### SUPPLIED ENTRIES:
# # # #

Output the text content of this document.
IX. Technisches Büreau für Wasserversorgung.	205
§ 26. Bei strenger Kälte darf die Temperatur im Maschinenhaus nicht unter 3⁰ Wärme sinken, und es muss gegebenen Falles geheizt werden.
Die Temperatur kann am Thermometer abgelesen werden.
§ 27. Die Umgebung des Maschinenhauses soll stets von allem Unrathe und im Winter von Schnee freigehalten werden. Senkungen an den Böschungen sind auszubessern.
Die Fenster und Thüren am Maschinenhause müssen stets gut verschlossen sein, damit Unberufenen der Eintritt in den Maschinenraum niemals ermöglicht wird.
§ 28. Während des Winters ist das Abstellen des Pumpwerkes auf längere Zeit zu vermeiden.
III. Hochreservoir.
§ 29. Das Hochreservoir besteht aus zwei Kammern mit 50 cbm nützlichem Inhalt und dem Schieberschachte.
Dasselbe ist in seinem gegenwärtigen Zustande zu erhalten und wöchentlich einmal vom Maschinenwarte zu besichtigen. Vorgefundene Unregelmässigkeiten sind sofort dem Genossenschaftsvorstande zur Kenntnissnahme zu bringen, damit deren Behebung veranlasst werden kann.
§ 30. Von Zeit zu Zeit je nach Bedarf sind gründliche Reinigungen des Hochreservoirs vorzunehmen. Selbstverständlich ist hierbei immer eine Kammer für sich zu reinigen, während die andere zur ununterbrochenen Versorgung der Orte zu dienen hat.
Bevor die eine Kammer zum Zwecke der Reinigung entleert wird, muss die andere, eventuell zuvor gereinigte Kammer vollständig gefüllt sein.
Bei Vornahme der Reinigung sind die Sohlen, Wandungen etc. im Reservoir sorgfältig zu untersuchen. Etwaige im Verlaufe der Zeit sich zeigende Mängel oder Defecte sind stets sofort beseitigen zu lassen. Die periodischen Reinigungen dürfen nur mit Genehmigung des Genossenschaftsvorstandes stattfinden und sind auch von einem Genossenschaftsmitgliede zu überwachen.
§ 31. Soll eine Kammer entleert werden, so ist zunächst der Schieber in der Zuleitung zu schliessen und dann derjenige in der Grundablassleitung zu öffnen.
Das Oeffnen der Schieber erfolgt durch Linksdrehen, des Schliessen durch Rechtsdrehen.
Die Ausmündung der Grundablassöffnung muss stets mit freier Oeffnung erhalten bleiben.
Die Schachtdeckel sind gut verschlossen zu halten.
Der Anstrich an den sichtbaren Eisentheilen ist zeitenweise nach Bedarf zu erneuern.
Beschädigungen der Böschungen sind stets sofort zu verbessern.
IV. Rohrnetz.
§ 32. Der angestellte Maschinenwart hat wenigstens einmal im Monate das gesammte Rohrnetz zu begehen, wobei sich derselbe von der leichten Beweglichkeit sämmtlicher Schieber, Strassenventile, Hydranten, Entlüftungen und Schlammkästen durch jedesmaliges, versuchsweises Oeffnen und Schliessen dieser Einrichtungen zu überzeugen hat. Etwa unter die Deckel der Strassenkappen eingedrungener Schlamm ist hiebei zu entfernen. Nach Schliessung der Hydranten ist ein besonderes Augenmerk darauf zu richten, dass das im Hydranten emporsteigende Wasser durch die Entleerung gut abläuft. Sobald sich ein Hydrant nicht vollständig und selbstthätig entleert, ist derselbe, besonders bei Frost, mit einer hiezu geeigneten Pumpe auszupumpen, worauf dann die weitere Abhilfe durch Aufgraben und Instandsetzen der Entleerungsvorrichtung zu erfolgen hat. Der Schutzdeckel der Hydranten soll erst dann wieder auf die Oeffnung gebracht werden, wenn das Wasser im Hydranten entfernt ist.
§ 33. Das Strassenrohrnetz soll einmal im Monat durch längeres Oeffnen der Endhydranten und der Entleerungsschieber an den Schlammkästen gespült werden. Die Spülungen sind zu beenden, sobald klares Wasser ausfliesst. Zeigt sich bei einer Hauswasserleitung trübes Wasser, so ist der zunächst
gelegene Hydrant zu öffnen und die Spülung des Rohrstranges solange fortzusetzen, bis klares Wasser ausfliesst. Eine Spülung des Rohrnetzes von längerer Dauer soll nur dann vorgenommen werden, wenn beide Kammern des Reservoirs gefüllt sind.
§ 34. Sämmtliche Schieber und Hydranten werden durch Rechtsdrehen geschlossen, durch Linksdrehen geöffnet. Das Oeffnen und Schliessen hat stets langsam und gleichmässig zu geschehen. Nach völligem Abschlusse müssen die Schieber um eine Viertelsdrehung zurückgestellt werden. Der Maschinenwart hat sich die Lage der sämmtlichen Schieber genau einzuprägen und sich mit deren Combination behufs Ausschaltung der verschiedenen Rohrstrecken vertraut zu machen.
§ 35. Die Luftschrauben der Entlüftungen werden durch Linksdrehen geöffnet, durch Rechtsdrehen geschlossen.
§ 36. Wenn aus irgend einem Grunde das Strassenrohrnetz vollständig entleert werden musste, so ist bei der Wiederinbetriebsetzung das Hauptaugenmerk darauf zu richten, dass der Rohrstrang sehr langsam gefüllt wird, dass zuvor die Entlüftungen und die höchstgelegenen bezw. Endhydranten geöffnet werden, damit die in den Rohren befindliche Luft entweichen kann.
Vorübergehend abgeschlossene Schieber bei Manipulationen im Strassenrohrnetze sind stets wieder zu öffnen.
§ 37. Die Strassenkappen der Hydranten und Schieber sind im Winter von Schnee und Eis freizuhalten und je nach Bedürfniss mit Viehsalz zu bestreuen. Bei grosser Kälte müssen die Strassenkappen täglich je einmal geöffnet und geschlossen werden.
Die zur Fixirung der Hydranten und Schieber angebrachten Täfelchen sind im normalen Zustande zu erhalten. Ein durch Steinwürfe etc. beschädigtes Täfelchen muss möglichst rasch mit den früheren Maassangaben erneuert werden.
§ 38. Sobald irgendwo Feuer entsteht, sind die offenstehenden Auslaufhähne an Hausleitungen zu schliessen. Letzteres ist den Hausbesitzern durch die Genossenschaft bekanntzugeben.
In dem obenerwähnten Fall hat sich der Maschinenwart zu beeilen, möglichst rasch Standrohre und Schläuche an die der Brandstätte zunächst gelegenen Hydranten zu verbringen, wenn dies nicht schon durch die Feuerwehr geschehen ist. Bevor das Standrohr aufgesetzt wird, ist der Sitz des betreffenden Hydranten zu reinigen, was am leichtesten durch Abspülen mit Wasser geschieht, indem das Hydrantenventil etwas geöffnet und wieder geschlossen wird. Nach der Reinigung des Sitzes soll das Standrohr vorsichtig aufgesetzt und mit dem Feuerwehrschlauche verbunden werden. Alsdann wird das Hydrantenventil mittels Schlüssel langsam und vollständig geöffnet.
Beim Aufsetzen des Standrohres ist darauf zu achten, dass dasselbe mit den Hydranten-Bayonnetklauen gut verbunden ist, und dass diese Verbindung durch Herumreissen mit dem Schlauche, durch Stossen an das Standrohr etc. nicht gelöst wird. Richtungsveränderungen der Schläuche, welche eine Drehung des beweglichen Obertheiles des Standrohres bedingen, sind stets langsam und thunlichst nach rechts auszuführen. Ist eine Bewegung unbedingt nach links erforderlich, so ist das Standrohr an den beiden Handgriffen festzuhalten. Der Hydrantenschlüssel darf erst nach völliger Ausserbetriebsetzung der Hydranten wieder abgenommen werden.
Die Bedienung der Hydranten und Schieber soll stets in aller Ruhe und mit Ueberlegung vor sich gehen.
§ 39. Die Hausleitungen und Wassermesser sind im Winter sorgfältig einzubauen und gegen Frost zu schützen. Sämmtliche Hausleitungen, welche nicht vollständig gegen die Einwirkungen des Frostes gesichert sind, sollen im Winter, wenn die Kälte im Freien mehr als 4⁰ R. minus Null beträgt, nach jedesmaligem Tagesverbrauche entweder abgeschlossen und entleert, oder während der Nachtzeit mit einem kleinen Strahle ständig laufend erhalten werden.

# # # #

### WHAT THE TASK REQUIRES:
What lines in the material above hold the string "verschlossen"? List them.

### OUTPUT FOR THIS TASK:
Die Fenster und Thüren am Maschinenhause müssen stets gut verschlossen sein, damit Unberufenen der Eintritt in den Maschinenraum niemals ermöglicht wird.
Die Schachtdeckel sind gut verschlossen zu halten.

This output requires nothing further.